(Dataset begins)
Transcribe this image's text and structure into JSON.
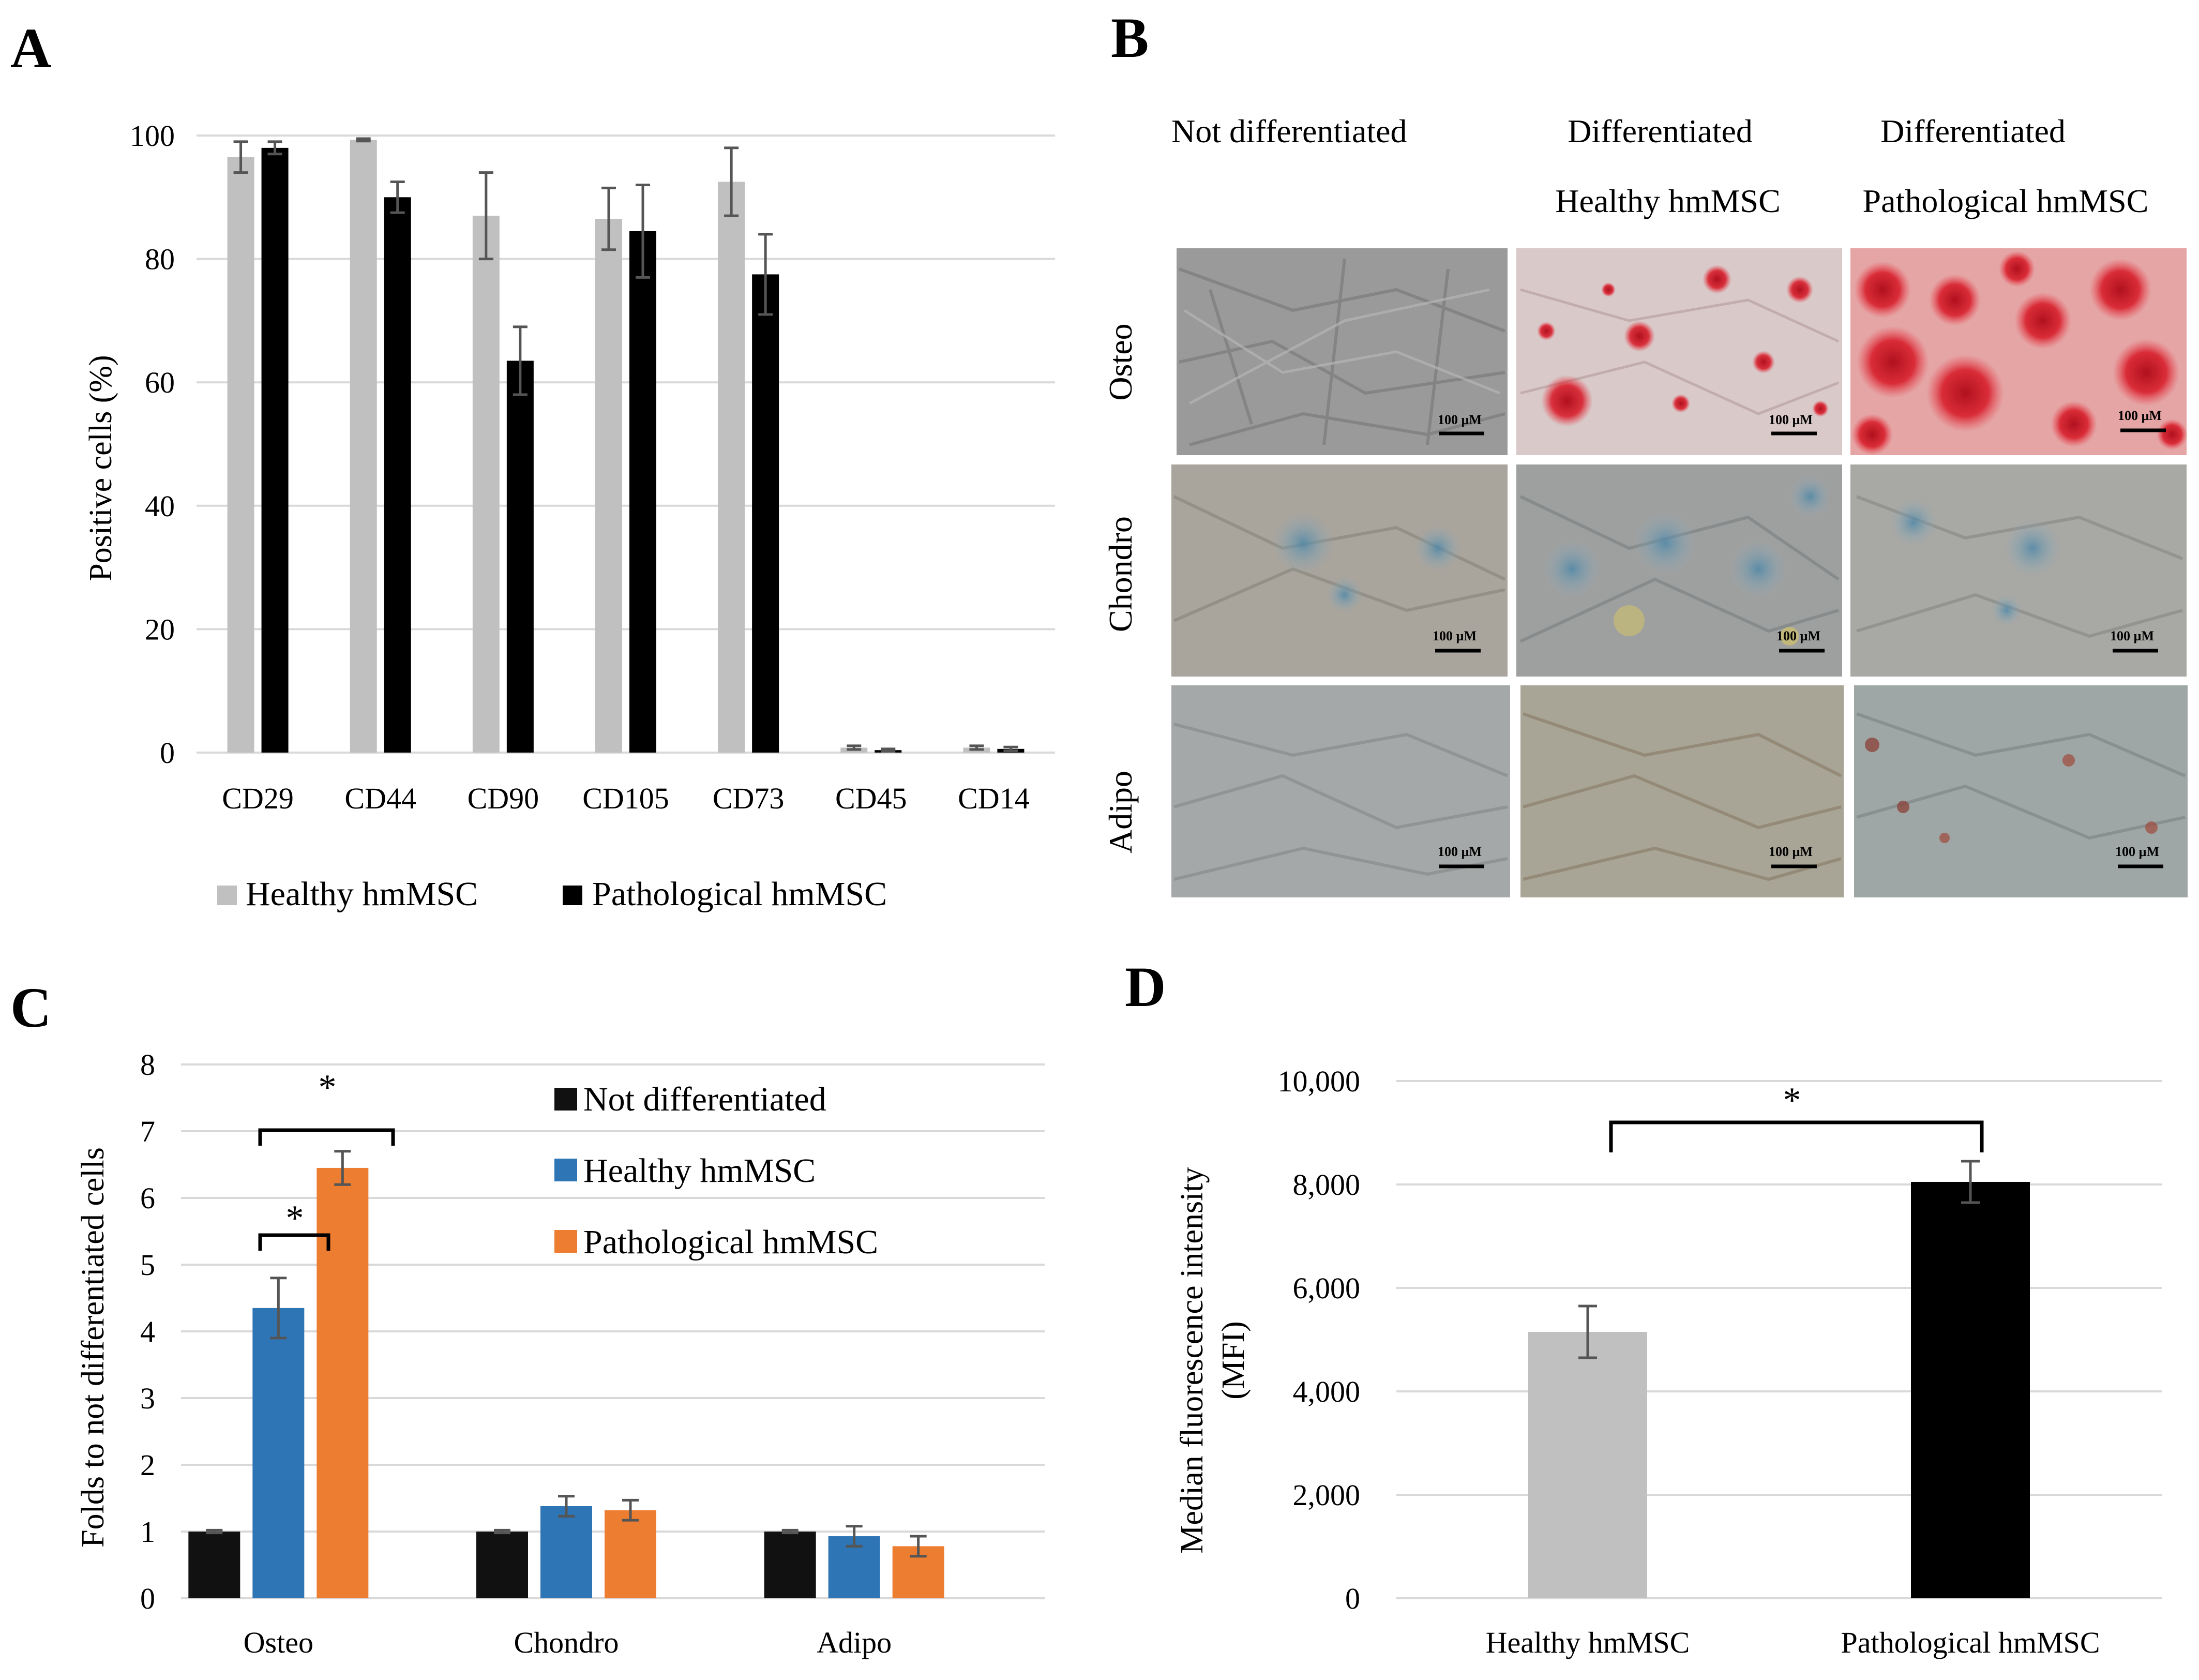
{
  "panels": {
    "A": {
      "letter": "A"
    },
    "B": {
      "letter": "B"
    },
    "C": {
      "letter": "C"
    },
    "D": {
      "letter": "D"
    }
  },
  "chart_data": [
    {
      "id": "A",
      "type": "bar",
      "ylabel": "Positive cells (%)",
      "xlabel": "",
      "ylim": [
        0,
        100
      ],
      "yticks": [
        0,
        20,
        40,
        60,
        80,
        100
      ],
      "grid": true,
      "legend": "bottom",
      "categories": [
        "CD29",
        "CD44",
        "CD90",
        "CD105",
        "CD73",
        "CD45",
        "CD14"
      ],
      "series": [
        {
          "name": "Healthy hmMSC",
          "color": "#c0c0c0",
          "values": [
            96.5,
            99.3,
            87,
            86.5,
            92.5,
            0.8,
            0.8
          ],
          "errors": [
            2.5,
            0.2,
            7,
            5,
            5.5,
            0.3,
            0.3
          ]
        },
        {
          "name": "Pathological hmMSC",
          "color": "#000000",
          "values": [
            98,
            90,
            63.5,
            84.5,
            77.5,
            0.4,
            0.6
          ],
          "errors": [
            1,
            2.5,
            5.5,
            7.5,
            6.5,
            0.2,
            0.3
          ]
        }
      ]
    },
    {
      "id": "C",
      "type": "bar",
      "ylabel": "Folds to not differentiated cells",
      "xlabel": "",
      "ylim": [
        0,
        8
      ],
      "yticks": [
        0,
        1,
        2,
        3,
        4,
        5,
        6,
        7,
        8
      ],
      "grid": true,
      "legend": "top-right",
      "categories": [
        "Osteo",
        "Chondro",
        "Adipo"
      ],
      "series": [
        {
          "name": "Not differentiated",
          "color": "#111111",
          "values": [
            1,
            1,
            1
          ],
          "errors": [
            0.02,
            0.02,
            0.02
          ]
        },
        {
          "name": "Healthy hmMSC",
          "color": "#2e75b6",
          "values": [
            4.35,
            1.38,
            0.93
          ],
          "errors": [
            0.45,
            0.15,
            0.15
          ]
        },
        {
          "name": "Pathological hmMSC",
          "color": "#ed7d31",
          "values": [
            6.45,
            1.32,
            0.78
          ],
          "errors": [
            0.25,
            0.15,
            0.15
          ]
        }
      ],
      "annotations": [
        "*",
        "*"
      ]
    },
    {
      "id": "D",
      "type": "bar",
      "ylabel": "Median fluorescence intensity (MFI)",
      "xlabel": "",
      "ylim": [
        0,
        10000
      ],
      "yticks": [
        0,
        2000,
        4000,
        6000,
        8000,
        10000
      ],
      "ytick_labels": [
        "0",
        "2,000",
        "4,000",
        "6,000",
        "8,000",
        "10,000"
      ],
      "grid": true,
      "categories": [
        "Healthy hmMSC",
        "Pathological hmMSC"
      ],
      "series": [
        {
          "name": "MFI",
          "colors": [
            "#c0c0c0",
            "#000000"
          ],
          "values": [
            5150,
            8050
          ],
          "errors": [
            500,
            400
          ]
        }
      ],
      "annotations": [
        "*"
      ]
    }
  ],
  "panel_b": {
    "column_headers": [
      {
        "line1": "Not differentiated",
        "line2": ""
      },
      {
        "line1": "Differentiated",
        "line2": "Healthy hmMSC"
      },
      {
        "line1": "Differentiated",
        "line2": "Pathological hmMSC"
      }
    ],
    "row_labels": [
      "Osteo",
      "Chondro",
      "Adipo"
    ],
    "scale_label": "100 µM"
  }
}
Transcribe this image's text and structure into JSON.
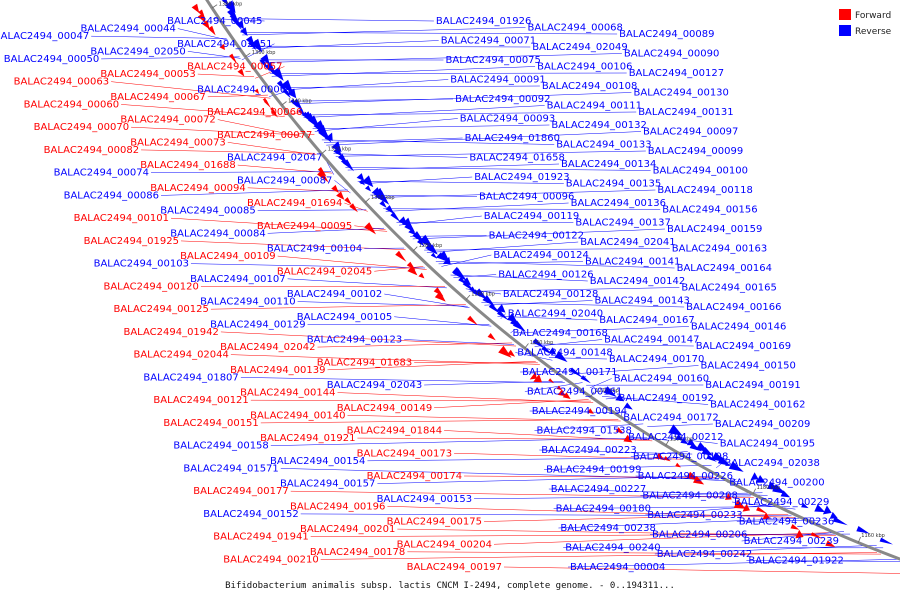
{
  "colors": {
    "forward": "#ff0000",
    "reverse": "#0000ff",
    "backbone": "#888888"
  },
  "legend": [
    {
      "key": "forward",
      "label": "Forward"
    },
    {
      "key": "reverse",
      "label": "Reverse"
    }
  ],
  "caption": "Bifidobacterium animalis subsp. lactis CNCM I-2494, complete genome. - 0..194311...",
  "ticks": [
    "1380 kbp",
    "1360 kbp",
    "1340 kbp",
    "1320 kbp",
    "1300 kbp",
    "1280 kbp",
    "1260 kbp",
    "1240 kbp",
    "1220 kbp",
    "1200 kbp",
    "1180 kbp",
    "1160 kbp",
    "1140 kbp"
  ],
  "left_labels": [
    {
      "t": "BALAC2494_00045",
      "s": "reverse"
    },
    {
      "t": "BALAC2494_00044",
      "s": "reverse"
    },
    {
      "t": "BALAC2494_00047",
      "s": "reverse"
    },
    {
      "t": "BALAC2494_02051",
      "s": "reverse"
    },
    {
      "t": "BALAC2494_02050",
      "s": "reverse"
    },
    {
      "t": "BALAC2494_00050",
      "s": "reverse"
    },
    {
      "t": "BALAC2494_00057",
      "s": "forward"
    },
    {
      "t": "BALAC2494_00053",
      "s": "forward"
    },
    {
      "t": "BALAC2494_00063",
      "s": "forward"
    },
    {
      "t": "BALAC2494_00061",
      "s": "reverse"
    },
    {
      "t": "BALAC2494_00067",
      "s": "forward"
    },
    {
      "t": "BALAC2494_00060",
      "s": "forward"
    },
    {
      "t": "BALAC2494_00066",
      "s": "forward"
    },
    {
      "t": "BALAC2494_00072",
      "s": "forward"
    },
    {
      "t": "BALAC2494_00070",
      "s": "forward"
    },
    {
      "t": "BALAC2494_00077",
      "s": "forward"
    },
    {
      "t": "BALAC2494_00073",
      "s": "forward"
    },
    {
      "t": "BALAC2494_00082",
      "s": "forward"
    },
    {
      "t": "BALAC2494_02047",
      "s": "reverse"
    },
    {
      "t": "BALAC2494_01688",
      "s": "forward"
    },
    {
      "t": "BALAC2494_00074",
      "s": "reverse"
    },
    {
      "t": "BALAC2494_00087",
      "s": "reverse"
    },
    {
      "t": "BALAC2494_00094",
      "s": "forward"
    },
    {
      "t": "BALAC2494_00086",
      "s": "reverse"
    },
    {
      "t": "BALAC2494_01694",
      "s": "forward"
    },
    {
      "t": "BALAC2494_00085",
      "s": "reverse"
    },
    {
      "t": "BALAC2494_00101",
      "s": "forward"
    },
    {
      "t": "BALAC2494_00095",
      "s": "forward"
    },
    {
      "t": "BALAC2494_00084",
      "s": "reverse"
    },
    {
      "t": "BALAC2494_01925",
      "s": "forward"
    },
    {
      "t": "BALAC2494_00104",
      "s": "reverse"
    },
    {
      "t": "BALAC2494_00109",
      "s": "forward"
    },
    {
      "t": "BALAC2494_00103",
      "s": "reverse"
    },
    {
      "t": "BALAC2494_02045",
      "s": "forward"
    },
    {
      "t": "BALAC2494_00107",
      "s": "reverse"
    },
    {
      "t": "BALAC2494_00120",
      "s": "forward"
    },
    {
      "t": "BALAC2494_00102",
      "s": "reverse"
    },
    {
      "t": "BALAC2494_00110",
      "s": "reverse"
    },
    {
      "t": "BALAC2494_00125",
      "s": "forward"
    },
    {
      "t": "BALAC2494_00105",
      "s": "reverse"
    },
    {
      "t": "BALAC2494_00129",
      "s": "reverse"
    },
    {
      "t": "BALAC2494_01942",
      "s": "forward"
    },
    {
      "t": "BALAC2494_00123",
      "s": "reverse"
    },
    {
      "t": "BALAC2494_02042",
      "s": "forward"
    },
    {
      "t": "BALAC2494_02044",
      "s": "forward"
    },
    {
      "t": "BALAC2494_01683",
      "s": "forward"
    },
    {
      "t": "BALAC2494_00139",
      "s": "forward"
    },
    {
      "t": "BALAC2494_01807",
      "s": "reverse"
    },
    {
      "t": "BALAC2494_02043",
      "s": "reverse"
    },
    {
      "t": "BALAC2494_00144",
      "s": "forward"
    },
    {
      "t": "BALAC2494_00121",
      "s": "forward"
    },
    {
      "t": "BALAC2494_00149",
      "s": "forward"
    },
    {
      "t": "BALAC2494_00140",
      "s": "forward"
    },
    {
      "t": "BALAC2494_00151",
      "s": "forward"
    },
    {
      "t": "BALAC2494_01844",
      "s": "forward"
    },
    {
      "t": "BALAC2494_01921",
      "s": "forward"
    },
    {
      "t": "BALAC2494_00158",
      "s": "reverse"
    },
    {
      "t": "BALAC2494_00173",
      "s": "forward"
    },
    {
      "t": "BALAC2494_00154",
      "s": "reverse"
    },
    {
      "t": "BALAC2494_01571",
      "s": "reverse"
    },
    {
      "t": "BALAC2494_00174",
      "s": "forward"
    },
    {
      "t": "BALAC2494_00157",
      "s": "reverse"
    },
    {
      "t": "BALAC2494_00177",
      "s": "forward"
    },
    {
      "t": "BALAC2494_00153",
      "s": "reverse"
    },
    {
      "t": "BALAC2494_00196",
      "s": "forward"
    },
    {
      "t": "BALAC2494_00152",
      "s": "reverse"
    },
    {
      "t": "BALAC2494_00175",
      "s": "forward"
    },
    {
      "t": "BALAC2494_00201",
      "s": "forward"
    },
    {
      "t": "BALAC2494_01941",
      "s": "forward"
    },
    {
      "t": "BALAC2494_00204",
      "s": "forward"
    },
    {
      "t": "BALAC2494_00178",
      "s": "forward"
    },
    {
      "t": "BALAC2494_00210",
      "s": "forward"
    },
    {
      "t": "BALAC2494_00197",
      "s": "forward"
    }
  ],
  "right_labels": [
    {
      "t": "BALAC2494_01926",
      "s": "reverse"
    },
    {
      "t": "BALAC2494_00068",
      "s": "reverse"
    },
    {
      "t": "BALAC2494_00089",
      "s": "reverse"
    },
    {
      "t": "BALAC2494_00071",
      "s": "reverse"
    },
    {
      "t": "BALAC2494_02049",
      "s": "reverse"
    },
    {
      "t": "BALAC2494_00090",
      "s": "reverse"
    },
    {
      "t": "BALAC2494_00075",
      "s": "reverse"
    },
    {
      "t": "BALAC2494_00106",
      "s": "reverse"
    },
    {
      "t": "BALAC2494_00127",
      "s": "reverse"
    },
    {
      "t": "BALAC2494_00091",
      "s": "reverse"
    },
    {
      "t": "BALAC2494_00108",
      "s": "reverse"
    },
    {
      "t": "BALAC2494_00130",
      "s": "reverse"
    },
    {
      "t": "BALAC2494_00092",
      "s": "reverse"
    },
    {
      "t": "BALAC2494_00111",
      "s": "reverse"
    },
    {
      "t": "BALAC2494_00131",
      "s": "reverse"
    },
    {
      "t": "BALAC2494_00093",
      "s": "reverse"
    },
    {
      "t": "BALAC2494_00132",
      "s": "reverse"
    },
    {
      "t": "BALAC2494_00097",
      "s": "reverse"
    },
    {
      "t": "BALAC2494_01860",
      "s": "reverse"
    },
    {
      "t": "BALAC2494_00133",
      "s": "reverse"
    },
    {
      "t": "BALAC2494_00099",
      "s": "reverse"
    },
    {
      "t": "BALAC2494_01658",
      "s": "reverse"
    },
    {
      "t": "BALAC2494_00134",
      "s": "reverse"
    },
    {
      "t": "BALAC2494_00100",
      "s": "reverse"
    },
    {
      "t": "BALAC2494_01923",
      "s": "reverse"
    },
    {
      "t": "BALAC2494_00135",
      "s": "reverse"
    },
    {
      "t": "BALAC2494_00118",
      "s": "reverse"
    },
    {
      "t": "BALAC2494_00096",
      "s": "reverse"
    },
    {
      "t": "BALAC2494_00136",
      "s": "reverse"
    },
    {
      "t": "BALAC2494_00156",
      "s": "reverse"
    },
    {
      "t": "BALAC2494_00119",
      "s": "reverse"
    },
    {
      "t": "BALAC2494_00137",
      "s": "reverse"
    },
    {
      "t": "BALAC2494_00159",
      "s": "reverse"
    },
    {
      "t": "BALAC2494_00122",
      "s": "reverse"
    },
    {
      "t": "BALAC2494_02041",
      "s": "reverse"
    },
    {
      "t": "BALAC2494_00163",
      "s": "reverse"
    },
    {
      "t": "BALAC2494_00124",
      "s": "reverse"
    },
    {
      "t": "BALAC2494_00141",
      "s": "reverse"
    },
    {
      "t": "BALAC2494_00164",
      "s": "reverse"
    },
    {
      "t": "BALAC2494_00126",
      "s": "reverse"
    },
    {
      "t": "BALAC2494_00142",
      "s": "reverse"
    },
    {
      "t": "BALAC2494_00165",
      "s": "reverse"
    },
    {
      "t": "BALAC2494_00128",
      "s": "reverse"
    },
    {
      "t": "BALAC2494_00143",
      "s": "reverse"
    },
    {
      "t": "BALAC2494_00166",
      "s": "reverse"
    },
    {
      "t": "BALAC2494_02040",
      "s": "reverse"
    },
    {
      "t": "BALAC2494_00167",
      "s": "reverse"
    },
    {
      "t": "BALAC2494_00146",
      "s": "reverse"
    },
    {
      "t": "BALAC2494_00168",
      "s": "reverse"
    },
    {
      "t": "BALAC2494_00147",
      "s": "reverse"
    },
    {
      "t": "BALAC2494_00169",
      "s": "reverse"
    },
    {
      "t": "BALAC2494_00148",
      "s": "reverse"
    },
    {
      "t": "BALAC2494_00170",
      "s": "reverse"
    },
    {
      "t": "BALAC2494_00150",
      "s": "reverse"
    },
    {
      "t": "BALAC2494_00171",
      "s": "reverse"
    },
    {
      "t": "BALAC2494_00160",
      "s": "reverse"
    },
    {
      "t": "BALAC2494_00191",
      "s": "reverse"
    },
    {
      "t": "BALAC2494_00161",
      "s": "reverse"
    },
    {
      "t": "BALAC2494_00192",
      "s": "reverse"
    },
    {
      "t": "BALAC2494_00162",
      "s": "reverse"
    },
    {
      "t": "BALAC2494_00194",
      "s": "reverse"
    },
    {
      "t": "BALAC2494_00172",
      "s": "reverse"
    },
    {
      "t": "BALAC2494_00209",
      "s": "reverse"
    },
    {
      "t": "BALAC2494_01538",
      "s": "reverse"
    },
    {
      "t": "BALAC2494_00212",
      "s": "reverse"
    },
    {
      "t": "BALAC2494_00195",
      "s": "reverse"
    },
    {
      "t": "BALAC2494_00223",
      "s": "reverse"
    },
    {
      "t": "BALAC2494_00198",
      "s": "reverse"
    },
    {
      "t": "BALAC2494_02038",
      "s": "reverse"
    },
    {
      "t": "BALAC2494_00199",
      "s": "reverse"
    },
    {
      "t": "BALAC2494_00226",
      "s": "reverse"
    },
    {
      "t": "BALAC2494_00200",
      "s": "reverse"
    },
    {
      "t": "BALAC2494_00227",
      "s": "reverse"
    },
    {
      "t": "BALAC2494_00208",
      "s": "reverse"
    },
    {
      "t": "BALAC2494_00229",
      "s": "reverse"
    },
    {
      "t": "BALAC2494_00180",
      "s": "reverse"
    },
    {
      "t": "BALAC2494_00233",
      "s": "reverse"
    },
    {
      "t": "BALAC2494_00236",
      "s": "reverse"
    },
    {
      "t": "BALAC2494_00238",
      "s": "reverse"
    },
    {
      "t": "BALAC2494_00206",
      "s": "reverse"
    },
    {
      "t": "BALAC2494_00239",
      "s": "reverse"
    },
    {
      "t": "BALAC2494_00240",
      "s": "reverse"
    },
    {
      "t": "BALAC2494_00242",
      "s": "reverse"
    },
    {
      "t": "BALAC2494_01922",
      "s": "reverse"
    },
    {
      "t": "BALAC2494_00004",
      "s": "reverse"
    }
  ]
}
(Dataset ends)
■ **Task details**:
Every line above with the string "Healthy" in it needs to be copied.

■ **Problem solution**:
          "name": "Healthy hmMSC",
          "name": "Healthy hmMSC",
        "Healthy hmMSC",
        "line2": "Healthy hmMSC"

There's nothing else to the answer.